Task prompt:
Give the listing below again in full, exactly as written.

Supplied data:

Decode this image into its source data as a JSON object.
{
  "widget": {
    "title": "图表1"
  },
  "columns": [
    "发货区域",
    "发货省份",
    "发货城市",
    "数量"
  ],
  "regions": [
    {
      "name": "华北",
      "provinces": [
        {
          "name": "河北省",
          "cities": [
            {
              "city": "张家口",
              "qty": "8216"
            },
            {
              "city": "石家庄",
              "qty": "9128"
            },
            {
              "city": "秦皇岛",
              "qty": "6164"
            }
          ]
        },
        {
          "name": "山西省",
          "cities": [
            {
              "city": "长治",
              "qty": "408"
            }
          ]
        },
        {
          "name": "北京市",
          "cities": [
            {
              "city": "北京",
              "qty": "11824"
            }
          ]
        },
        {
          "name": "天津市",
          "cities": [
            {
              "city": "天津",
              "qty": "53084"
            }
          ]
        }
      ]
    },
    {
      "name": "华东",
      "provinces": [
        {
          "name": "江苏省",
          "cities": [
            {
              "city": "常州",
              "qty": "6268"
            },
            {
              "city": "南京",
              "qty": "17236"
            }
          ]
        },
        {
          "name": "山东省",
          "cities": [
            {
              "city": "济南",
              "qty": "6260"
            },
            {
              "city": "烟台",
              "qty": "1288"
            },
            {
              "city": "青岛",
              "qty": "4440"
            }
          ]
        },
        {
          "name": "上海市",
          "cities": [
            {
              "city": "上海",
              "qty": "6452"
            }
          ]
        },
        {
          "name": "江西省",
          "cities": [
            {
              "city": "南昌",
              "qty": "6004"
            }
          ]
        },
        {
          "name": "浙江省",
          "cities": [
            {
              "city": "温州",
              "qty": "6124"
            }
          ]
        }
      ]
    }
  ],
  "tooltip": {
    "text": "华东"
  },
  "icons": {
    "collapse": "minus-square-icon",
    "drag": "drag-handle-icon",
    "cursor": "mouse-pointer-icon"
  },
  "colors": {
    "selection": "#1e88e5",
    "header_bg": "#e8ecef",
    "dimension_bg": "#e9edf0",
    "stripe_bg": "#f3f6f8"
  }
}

Full output:
Decode this image into its source data as a JSON object.
{
  "widget": {
    "title": "图表1"
  },
  "columns": [
    "发货区域",
    "发货省份",
    "发货城市",
    "数量"
  ],
  "regions": [
    {
      "name": "华北",
      "provinces": [
        {
          "name": "河北省",
          "cities": [
            {
              "city": "张家口",
              "qty": "8216"
            },
            {
              "city": "石家庄",
              "qty": "9128"
            },
            {
              "city": "秦皇岛",
              "qty": "6164"
            }
          ]
        },
        {
          "name": "山西省",
          "cities": [
            {
              "city": "长治",
              "qty": "408"
            }
          ]
        },
        {
          "name": "北京市",
          "cities": [
            {
              "city": "北京",
              "qty": "11824"
            }
          ]
        },
        {
          "name": "天津市",
          "cities": [
            {
              "city": "天津",
              "qty": "53084"
            }
          ]
        }
      ]
    },
    {
      "name": "华东",
      "provinces": [
        {
          "name": "江苏省",
          "cities": [
            {
              "city": "常州",
              "qty": "6268"
            },
            {
              "city": "南京",
              "qty": "17236"
            }
          ]
        },
        {
          "name": "山东省",
          "cities": [
            {
              "city": "济南",
              "qty": "6260"
            },
            {
              "city": "烟台",
              "qty": "1288"
            },
            {
              "city": "青岛",
              "qty": "4440"
            }
          ]
        },
        {
          "name": "上海市",
          "cities": [
            {
              "city": "上海",
              "qty": "6452"
            }
          ]
        },
        {
          "name": "江西省",
          "cities": [
            {
              "city": "南昌",
              "qty": "6004"
            }
          ]
        },
        {
          "name": "浙江省",
          "cities": [
            {
              "city": "温州",
              "qty": "6124"
            }
          ]
        }
      ]
    }
  ],
  "tooltip": {
    "text": "华东"
  },
  "icons": {
    "collapse": "minus-square-icon",
    "drag": "drag-handle-icon",
    "cursor": "mouse-pointer-icon"
  },
  "colors": {
    "selection": "#1e88e5",
    "header_bg": "#e8ecef",
    "dimension_bg": "#e9edf0",
    "stripe_bg": "#f3f6f8"
  }
}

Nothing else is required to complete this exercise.